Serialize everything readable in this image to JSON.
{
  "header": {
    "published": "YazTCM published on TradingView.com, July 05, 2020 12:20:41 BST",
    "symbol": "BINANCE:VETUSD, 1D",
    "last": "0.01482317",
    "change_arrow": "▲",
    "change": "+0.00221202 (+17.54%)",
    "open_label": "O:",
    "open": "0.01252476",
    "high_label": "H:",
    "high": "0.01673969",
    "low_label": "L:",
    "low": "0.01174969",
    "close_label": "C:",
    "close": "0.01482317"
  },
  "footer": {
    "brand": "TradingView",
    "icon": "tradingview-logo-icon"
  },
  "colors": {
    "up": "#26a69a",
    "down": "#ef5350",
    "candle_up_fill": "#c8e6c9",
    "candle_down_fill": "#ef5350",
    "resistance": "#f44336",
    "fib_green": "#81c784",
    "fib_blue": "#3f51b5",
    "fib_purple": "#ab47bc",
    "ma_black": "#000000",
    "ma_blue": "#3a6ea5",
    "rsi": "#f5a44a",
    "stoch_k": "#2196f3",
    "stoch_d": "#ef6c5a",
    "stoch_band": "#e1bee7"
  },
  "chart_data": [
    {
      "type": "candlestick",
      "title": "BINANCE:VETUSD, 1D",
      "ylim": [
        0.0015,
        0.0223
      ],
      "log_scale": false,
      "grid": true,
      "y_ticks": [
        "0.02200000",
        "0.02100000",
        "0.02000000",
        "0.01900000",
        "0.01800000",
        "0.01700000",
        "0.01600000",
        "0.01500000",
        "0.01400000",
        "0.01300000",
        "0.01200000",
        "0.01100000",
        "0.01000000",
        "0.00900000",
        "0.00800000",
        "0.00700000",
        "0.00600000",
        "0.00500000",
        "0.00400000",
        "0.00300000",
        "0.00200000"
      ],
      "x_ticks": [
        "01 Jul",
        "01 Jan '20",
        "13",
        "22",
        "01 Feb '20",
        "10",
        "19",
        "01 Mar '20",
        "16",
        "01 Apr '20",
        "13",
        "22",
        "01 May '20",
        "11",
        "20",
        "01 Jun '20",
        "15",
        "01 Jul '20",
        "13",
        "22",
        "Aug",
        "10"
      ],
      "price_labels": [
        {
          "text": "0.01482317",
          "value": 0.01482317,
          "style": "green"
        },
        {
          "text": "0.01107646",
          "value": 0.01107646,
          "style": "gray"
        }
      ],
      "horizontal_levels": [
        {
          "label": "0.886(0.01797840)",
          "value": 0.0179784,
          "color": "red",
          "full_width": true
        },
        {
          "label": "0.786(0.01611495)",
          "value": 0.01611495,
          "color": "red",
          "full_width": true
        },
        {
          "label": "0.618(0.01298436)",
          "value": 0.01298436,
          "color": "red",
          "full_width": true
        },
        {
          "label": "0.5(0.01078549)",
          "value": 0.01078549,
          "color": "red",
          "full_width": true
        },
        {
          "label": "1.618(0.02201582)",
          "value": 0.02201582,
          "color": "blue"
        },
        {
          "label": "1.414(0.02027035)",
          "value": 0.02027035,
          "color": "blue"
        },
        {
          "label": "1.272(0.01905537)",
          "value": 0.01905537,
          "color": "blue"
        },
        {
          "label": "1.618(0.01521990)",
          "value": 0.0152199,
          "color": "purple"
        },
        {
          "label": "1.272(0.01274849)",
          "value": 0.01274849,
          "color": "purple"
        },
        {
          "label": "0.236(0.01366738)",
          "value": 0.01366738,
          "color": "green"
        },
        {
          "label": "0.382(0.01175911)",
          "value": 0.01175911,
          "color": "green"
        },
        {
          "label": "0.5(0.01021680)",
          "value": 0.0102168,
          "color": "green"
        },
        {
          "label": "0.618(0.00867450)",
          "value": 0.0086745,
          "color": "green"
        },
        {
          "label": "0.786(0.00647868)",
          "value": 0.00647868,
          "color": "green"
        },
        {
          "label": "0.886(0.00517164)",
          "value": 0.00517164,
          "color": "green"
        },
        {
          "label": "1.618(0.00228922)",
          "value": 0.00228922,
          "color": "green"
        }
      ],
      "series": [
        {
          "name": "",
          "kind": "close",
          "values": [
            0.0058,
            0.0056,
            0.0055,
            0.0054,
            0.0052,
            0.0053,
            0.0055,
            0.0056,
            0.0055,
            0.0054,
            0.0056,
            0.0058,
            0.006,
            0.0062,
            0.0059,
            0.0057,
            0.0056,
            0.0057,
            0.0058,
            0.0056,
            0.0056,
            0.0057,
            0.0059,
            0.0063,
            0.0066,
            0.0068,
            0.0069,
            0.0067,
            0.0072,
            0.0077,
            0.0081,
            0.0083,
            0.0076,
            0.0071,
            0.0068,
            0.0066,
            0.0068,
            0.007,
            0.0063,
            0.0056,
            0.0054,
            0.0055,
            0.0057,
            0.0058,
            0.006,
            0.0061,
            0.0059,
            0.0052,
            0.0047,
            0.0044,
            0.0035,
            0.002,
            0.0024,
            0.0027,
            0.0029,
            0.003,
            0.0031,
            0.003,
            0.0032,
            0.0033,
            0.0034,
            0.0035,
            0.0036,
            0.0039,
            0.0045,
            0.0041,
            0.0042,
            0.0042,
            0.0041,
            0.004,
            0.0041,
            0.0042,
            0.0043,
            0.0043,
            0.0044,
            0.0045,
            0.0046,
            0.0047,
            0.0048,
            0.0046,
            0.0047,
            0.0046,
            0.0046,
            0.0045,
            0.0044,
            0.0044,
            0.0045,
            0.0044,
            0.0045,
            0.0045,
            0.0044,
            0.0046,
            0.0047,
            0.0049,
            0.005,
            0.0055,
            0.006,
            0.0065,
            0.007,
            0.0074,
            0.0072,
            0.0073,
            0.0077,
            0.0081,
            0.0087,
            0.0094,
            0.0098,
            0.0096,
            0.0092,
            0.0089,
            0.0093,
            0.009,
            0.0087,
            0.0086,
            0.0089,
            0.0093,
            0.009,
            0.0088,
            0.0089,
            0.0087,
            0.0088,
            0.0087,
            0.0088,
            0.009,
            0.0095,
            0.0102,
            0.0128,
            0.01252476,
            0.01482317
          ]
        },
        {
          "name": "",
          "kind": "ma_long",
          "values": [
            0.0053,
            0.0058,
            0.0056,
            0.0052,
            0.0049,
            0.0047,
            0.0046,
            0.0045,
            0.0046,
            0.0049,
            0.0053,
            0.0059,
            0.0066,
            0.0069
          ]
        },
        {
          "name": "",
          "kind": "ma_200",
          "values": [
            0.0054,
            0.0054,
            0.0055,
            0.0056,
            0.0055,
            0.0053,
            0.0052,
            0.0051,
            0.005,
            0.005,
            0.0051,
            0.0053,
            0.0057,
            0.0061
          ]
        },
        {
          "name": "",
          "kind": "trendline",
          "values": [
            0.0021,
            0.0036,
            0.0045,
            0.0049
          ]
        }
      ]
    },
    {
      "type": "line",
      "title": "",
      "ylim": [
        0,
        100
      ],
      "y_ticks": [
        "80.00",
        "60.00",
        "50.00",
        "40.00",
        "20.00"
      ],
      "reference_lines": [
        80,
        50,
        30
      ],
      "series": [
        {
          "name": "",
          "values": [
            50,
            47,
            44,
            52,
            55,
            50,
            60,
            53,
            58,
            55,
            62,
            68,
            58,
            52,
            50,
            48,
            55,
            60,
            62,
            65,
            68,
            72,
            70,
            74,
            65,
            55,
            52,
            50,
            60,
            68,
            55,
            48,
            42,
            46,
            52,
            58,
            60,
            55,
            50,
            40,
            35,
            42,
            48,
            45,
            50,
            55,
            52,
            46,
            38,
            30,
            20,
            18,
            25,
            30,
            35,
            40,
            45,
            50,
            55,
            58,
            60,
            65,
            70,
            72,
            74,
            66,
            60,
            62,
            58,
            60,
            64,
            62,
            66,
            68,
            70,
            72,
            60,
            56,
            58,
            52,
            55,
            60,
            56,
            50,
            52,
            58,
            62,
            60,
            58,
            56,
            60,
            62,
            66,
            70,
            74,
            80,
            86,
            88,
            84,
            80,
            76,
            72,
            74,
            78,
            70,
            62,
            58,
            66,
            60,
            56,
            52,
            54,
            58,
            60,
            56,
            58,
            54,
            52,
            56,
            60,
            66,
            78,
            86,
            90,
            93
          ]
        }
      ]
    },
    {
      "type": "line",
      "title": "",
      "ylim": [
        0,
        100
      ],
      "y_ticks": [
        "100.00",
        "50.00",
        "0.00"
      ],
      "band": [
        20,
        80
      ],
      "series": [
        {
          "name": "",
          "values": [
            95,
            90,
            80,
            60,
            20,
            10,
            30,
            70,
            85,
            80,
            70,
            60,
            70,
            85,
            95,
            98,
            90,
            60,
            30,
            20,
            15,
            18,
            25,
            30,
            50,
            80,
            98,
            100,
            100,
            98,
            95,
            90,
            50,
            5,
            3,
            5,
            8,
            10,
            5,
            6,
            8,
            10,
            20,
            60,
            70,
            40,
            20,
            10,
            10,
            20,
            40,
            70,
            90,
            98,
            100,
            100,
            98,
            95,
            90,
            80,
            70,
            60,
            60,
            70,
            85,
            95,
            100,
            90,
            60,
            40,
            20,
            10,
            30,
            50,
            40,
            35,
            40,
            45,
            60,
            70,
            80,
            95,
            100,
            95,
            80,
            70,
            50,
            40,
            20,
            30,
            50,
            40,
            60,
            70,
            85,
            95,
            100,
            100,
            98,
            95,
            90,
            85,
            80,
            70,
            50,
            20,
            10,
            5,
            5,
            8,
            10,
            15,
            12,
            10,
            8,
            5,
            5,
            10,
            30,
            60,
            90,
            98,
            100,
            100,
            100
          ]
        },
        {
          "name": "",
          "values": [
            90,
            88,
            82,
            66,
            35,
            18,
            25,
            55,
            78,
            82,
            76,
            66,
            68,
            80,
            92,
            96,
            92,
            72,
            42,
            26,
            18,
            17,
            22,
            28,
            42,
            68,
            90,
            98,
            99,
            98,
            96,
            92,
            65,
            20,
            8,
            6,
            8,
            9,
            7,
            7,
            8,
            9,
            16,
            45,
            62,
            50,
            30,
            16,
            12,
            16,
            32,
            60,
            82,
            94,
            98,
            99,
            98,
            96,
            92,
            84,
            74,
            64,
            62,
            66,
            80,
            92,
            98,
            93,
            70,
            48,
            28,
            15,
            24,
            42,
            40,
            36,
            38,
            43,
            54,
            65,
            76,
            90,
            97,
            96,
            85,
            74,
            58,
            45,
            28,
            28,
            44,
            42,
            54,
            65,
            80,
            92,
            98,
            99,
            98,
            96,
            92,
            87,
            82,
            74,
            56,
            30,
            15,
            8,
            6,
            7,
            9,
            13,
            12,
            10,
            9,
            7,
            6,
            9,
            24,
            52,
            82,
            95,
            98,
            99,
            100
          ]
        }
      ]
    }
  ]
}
- - -
→ GIVEN TASK: Identify the lines in the entries that hold "VETUSD" and return each one.

→ SOLUTION TO THIS PROBLEM:
    "symbol": "BINANCE:VETUSD, 1D",
      "title": "BINANCE:VETUSD, 1D",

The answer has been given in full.